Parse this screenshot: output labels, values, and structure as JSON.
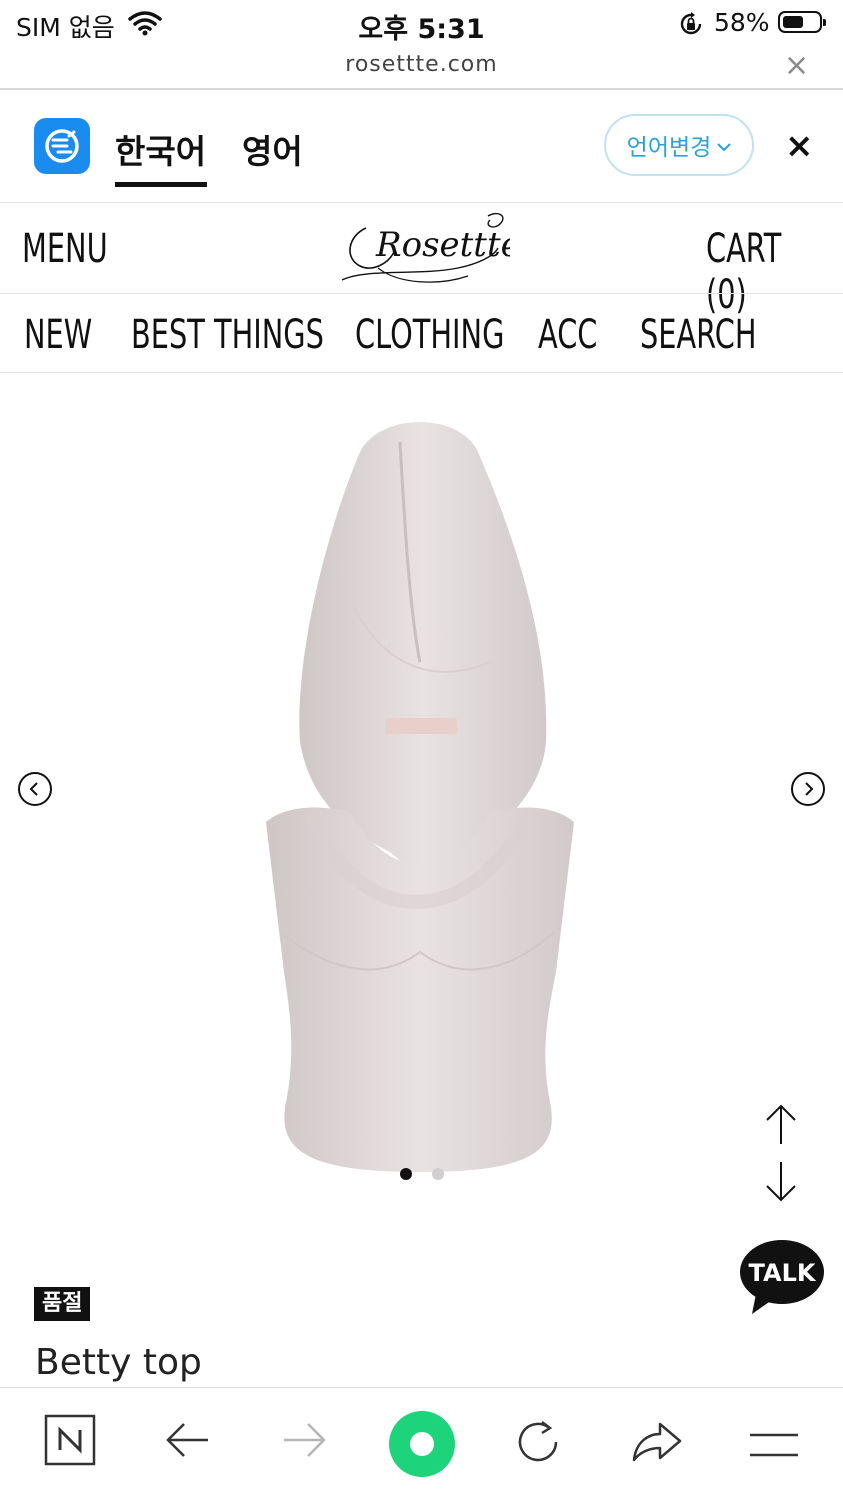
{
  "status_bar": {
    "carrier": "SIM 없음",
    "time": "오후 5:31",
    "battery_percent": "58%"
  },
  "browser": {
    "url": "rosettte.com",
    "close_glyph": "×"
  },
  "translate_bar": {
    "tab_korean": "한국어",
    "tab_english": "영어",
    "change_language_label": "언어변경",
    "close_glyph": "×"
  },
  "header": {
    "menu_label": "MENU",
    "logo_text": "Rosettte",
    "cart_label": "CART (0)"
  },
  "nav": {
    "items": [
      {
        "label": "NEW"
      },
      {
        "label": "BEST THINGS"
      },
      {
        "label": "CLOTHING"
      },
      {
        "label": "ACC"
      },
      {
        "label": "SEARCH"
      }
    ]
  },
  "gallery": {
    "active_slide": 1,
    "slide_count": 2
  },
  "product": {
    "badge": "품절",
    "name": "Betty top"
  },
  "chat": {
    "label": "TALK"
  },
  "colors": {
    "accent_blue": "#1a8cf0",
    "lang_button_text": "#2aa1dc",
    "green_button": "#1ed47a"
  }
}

══════════════════════════════

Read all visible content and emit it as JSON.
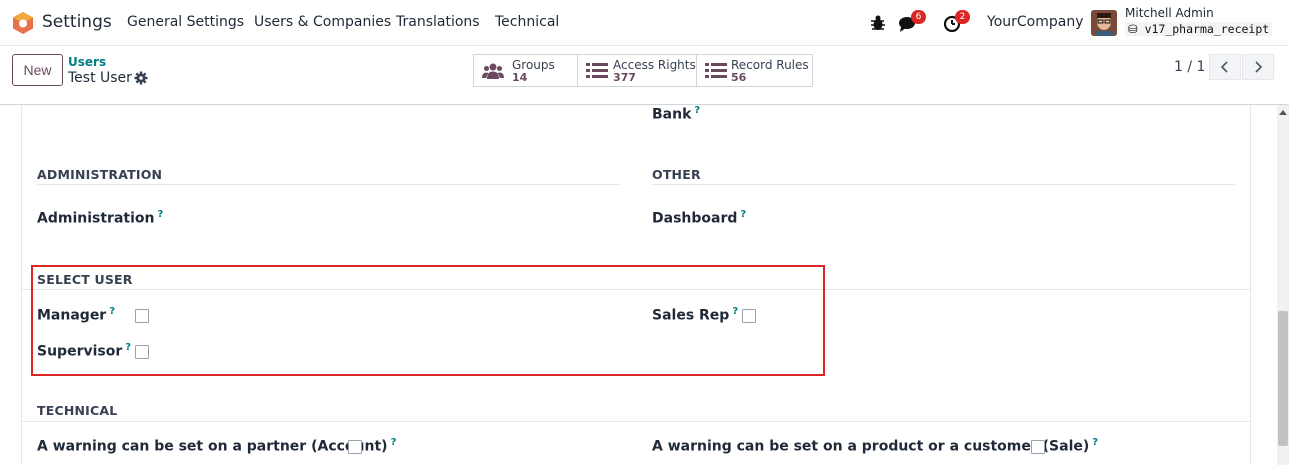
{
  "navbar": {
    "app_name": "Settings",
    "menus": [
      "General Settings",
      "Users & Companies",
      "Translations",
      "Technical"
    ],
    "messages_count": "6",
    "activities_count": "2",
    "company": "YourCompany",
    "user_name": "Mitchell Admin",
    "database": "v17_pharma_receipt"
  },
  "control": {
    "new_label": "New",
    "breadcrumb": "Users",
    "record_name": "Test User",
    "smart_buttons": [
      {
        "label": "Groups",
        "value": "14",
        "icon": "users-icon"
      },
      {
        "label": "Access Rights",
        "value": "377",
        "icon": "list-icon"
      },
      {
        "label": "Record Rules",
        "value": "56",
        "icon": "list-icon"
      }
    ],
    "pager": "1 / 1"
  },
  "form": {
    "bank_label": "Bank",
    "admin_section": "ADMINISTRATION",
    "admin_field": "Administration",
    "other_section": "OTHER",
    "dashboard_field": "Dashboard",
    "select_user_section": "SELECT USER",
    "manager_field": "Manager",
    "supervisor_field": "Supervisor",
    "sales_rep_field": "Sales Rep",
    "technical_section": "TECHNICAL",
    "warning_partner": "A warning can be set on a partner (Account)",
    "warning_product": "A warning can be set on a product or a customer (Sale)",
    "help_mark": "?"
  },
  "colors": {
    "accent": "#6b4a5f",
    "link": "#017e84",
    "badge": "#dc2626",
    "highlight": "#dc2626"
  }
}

══════════════════════════════

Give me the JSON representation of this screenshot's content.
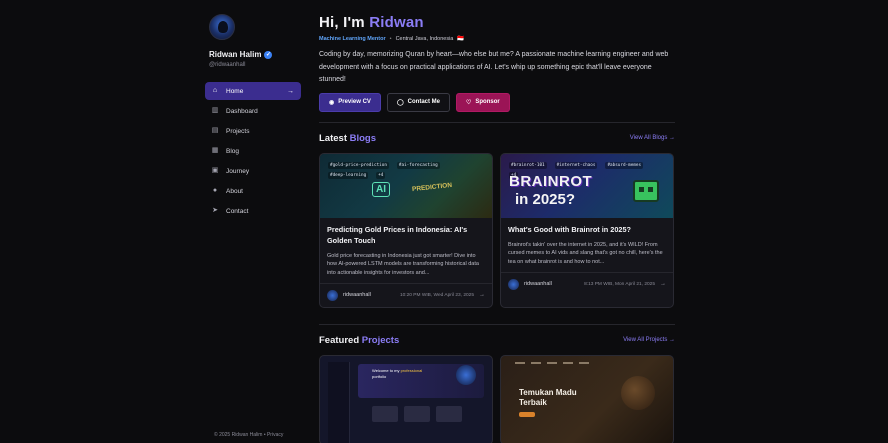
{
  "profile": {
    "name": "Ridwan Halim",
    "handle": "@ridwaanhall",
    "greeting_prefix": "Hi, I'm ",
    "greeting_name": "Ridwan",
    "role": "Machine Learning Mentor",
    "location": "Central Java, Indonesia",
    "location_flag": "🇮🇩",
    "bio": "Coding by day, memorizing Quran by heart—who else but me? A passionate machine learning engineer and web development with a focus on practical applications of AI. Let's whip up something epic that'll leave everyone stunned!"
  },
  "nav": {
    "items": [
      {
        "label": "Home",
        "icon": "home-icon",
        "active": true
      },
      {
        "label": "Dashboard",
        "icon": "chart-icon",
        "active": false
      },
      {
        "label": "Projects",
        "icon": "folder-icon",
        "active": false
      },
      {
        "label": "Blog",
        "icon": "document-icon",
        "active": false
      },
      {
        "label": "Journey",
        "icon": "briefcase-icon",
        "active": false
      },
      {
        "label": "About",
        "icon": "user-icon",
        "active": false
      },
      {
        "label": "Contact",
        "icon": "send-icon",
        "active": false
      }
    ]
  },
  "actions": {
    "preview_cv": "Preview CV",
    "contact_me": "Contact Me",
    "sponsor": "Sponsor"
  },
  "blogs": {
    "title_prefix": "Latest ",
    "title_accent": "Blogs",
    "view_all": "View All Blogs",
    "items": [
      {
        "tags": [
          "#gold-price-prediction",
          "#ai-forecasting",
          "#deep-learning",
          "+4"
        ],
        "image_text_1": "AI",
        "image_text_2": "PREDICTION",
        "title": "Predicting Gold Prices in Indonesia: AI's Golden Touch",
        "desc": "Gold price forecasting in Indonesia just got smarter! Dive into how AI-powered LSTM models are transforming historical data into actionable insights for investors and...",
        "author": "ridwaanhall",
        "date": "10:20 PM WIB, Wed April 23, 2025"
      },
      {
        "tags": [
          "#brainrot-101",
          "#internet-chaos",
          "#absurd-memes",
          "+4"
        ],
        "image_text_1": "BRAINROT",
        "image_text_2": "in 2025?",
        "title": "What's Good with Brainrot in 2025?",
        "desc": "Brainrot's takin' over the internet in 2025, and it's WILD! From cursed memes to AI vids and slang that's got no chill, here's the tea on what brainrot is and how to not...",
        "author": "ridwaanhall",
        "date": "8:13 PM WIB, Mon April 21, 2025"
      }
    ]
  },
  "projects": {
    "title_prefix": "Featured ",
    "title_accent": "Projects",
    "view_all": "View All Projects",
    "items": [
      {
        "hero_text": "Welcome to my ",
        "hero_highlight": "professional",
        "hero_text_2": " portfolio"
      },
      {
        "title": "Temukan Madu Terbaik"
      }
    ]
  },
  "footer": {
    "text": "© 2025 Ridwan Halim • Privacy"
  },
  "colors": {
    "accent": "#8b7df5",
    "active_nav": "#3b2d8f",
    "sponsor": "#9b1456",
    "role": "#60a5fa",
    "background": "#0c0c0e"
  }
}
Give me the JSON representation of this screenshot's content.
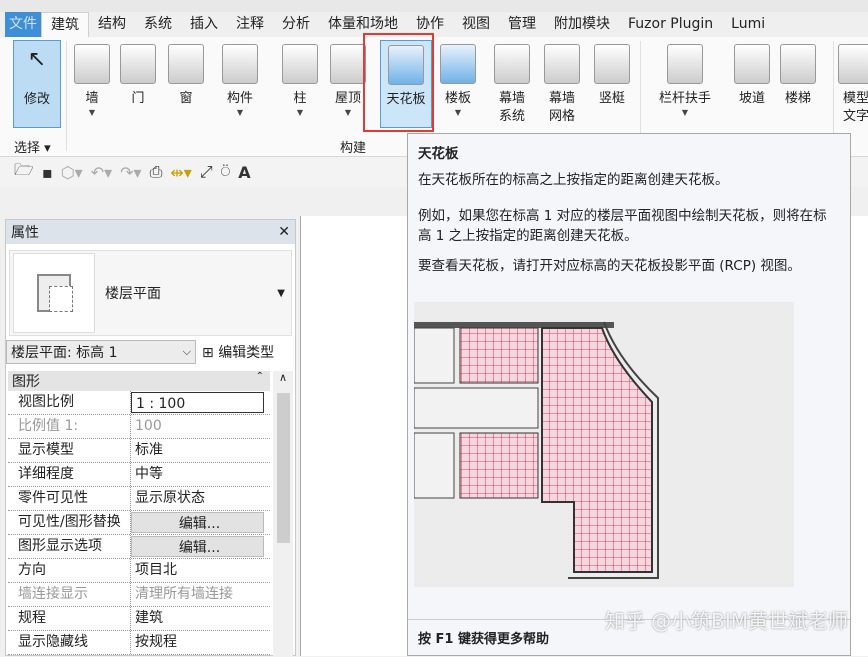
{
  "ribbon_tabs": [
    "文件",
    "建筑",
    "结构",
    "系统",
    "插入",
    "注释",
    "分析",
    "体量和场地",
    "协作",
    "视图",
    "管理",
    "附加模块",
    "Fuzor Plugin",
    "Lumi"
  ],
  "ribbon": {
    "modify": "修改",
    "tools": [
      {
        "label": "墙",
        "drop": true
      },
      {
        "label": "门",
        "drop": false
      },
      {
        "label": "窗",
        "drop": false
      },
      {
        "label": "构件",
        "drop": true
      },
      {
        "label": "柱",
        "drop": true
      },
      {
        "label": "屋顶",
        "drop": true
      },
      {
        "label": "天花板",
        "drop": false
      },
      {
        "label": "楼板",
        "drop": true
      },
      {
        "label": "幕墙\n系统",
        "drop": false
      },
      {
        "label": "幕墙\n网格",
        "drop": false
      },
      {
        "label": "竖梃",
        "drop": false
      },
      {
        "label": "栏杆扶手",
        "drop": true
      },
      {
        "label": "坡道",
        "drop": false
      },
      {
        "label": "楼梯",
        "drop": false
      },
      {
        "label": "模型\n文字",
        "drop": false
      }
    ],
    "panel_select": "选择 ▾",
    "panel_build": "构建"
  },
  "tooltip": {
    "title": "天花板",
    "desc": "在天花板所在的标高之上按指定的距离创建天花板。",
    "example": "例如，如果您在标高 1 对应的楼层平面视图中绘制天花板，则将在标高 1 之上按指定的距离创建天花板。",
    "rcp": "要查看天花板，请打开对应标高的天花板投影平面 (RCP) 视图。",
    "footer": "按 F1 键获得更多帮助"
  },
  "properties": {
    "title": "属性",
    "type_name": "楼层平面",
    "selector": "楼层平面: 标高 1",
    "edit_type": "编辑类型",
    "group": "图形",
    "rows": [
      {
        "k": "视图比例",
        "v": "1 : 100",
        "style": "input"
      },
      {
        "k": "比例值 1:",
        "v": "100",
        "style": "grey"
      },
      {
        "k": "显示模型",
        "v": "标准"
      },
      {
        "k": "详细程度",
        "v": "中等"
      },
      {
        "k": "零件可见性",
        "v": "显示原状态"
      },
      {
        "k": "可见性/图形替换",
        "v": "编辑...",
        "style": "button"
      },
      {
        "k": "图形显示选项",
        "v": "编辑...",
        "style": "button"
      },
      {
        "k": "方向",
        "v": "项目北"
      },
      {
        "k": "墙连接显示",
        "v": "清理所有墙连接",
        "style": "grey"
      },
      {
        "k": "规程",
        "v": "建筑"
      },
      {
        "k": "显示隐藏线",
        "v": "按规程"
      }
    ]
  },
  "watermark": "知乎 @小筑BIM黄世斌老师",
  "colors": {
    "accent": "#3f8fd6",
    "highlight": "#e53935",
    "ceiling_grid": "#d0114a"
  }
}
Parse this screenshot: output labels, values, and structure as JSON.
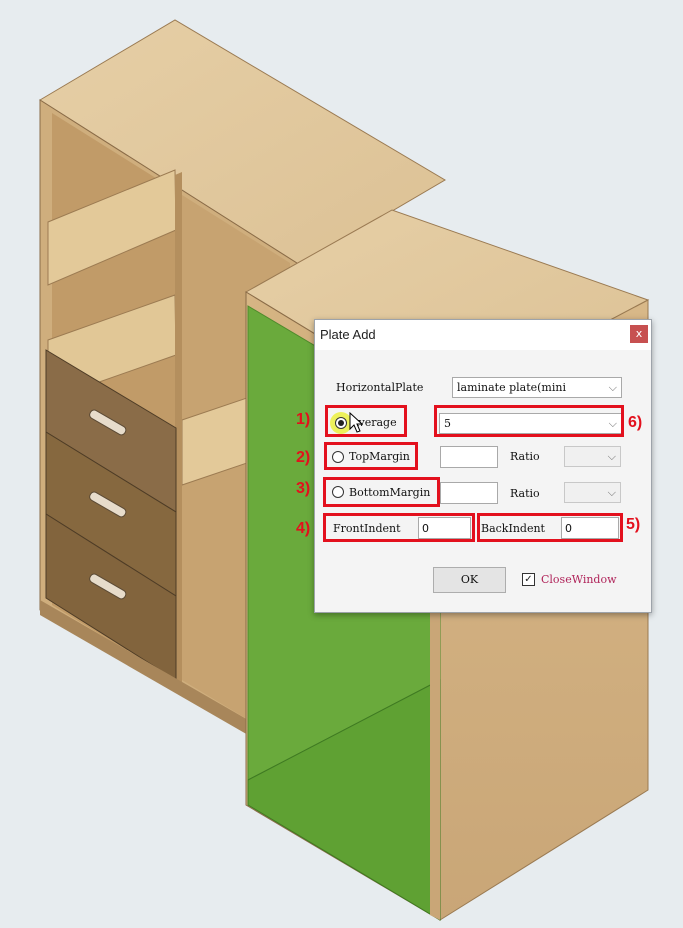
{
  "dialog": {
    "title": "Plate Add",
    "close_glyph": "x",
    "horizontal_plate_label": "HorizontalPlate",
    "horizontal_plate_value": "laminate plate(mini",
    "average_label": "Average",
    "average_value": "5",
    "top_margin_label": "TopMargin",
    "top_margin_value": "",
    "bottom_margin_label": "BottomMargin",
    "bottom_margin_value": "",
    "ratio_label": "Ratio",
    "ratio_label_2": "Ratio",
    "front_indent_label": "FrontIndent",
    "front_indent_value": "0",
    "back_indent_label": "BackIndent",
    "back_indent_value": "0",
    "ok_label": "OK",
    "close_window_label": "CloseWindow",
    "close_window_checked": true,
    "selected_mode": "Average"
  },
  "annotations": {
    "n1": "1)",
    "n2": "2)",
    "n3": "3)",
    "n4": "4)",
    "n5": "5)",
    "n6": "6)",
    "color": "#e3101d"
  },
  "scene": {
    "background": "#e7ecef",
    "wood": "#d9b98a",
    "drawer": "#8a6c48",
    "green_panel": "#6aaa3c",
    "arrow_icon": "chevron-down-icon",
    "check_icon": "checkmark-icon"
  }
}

══════════════════════════════

• **SHORT PROBLEM**:
Identify the lines that contain the string "forecasting", and copy every one of them.

• **TASK ANSWER**:
          "#ai-forecasting",
        "desc": "Gold price forecasting in Indonesia just got smarter! Dive into how AI-powered LSTM models are transforming historical data into actionable insights for investors and...",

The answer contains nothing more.